**Goal**
Count the lines below that contain the word "text", and give only that number.
════════
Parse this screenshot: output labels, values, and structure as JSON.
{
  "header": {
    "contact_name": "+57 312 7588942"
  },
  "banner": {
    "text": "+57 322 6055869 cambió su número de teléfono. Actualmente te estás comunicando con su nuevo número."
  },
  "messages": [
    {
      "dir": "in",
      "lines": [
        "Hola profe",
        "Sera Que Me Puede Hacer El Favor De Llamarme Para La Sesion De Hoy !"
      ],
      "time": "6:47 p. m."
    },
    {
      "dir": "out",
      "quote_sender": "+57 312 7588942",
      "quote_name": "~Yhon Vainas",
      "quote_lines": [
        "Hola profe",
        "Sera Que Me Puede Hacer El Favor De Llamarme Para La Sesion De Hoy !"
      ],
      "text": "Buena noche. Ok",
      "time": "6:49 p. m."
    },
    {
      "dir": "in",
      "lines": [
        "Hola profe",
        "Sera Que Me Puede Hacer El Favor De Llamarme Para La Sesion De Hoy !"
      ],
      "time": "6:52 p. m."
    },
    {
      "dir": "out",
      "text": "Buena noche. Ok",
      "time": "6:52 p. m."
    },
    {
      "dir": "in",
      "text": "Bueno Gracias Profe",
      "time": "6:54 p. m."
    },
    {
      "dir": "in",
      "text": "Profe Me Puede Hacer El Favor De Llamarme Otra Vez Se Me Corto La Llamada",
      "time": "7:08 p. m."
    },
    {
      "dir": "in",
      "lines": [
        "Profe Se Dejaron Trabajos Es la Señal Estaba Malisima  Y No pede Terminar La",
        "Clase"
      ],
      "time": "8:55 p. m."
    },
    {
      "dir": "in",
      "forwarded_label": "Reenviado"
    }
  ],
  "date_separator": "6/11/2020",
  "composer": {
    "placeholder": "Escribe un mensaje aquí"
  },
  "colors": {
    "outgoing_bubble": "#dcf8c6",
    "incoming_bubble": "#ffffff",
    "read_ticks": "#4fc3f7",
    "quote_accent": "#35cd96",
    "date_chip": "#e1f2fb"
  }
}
════════
**Correct output**
5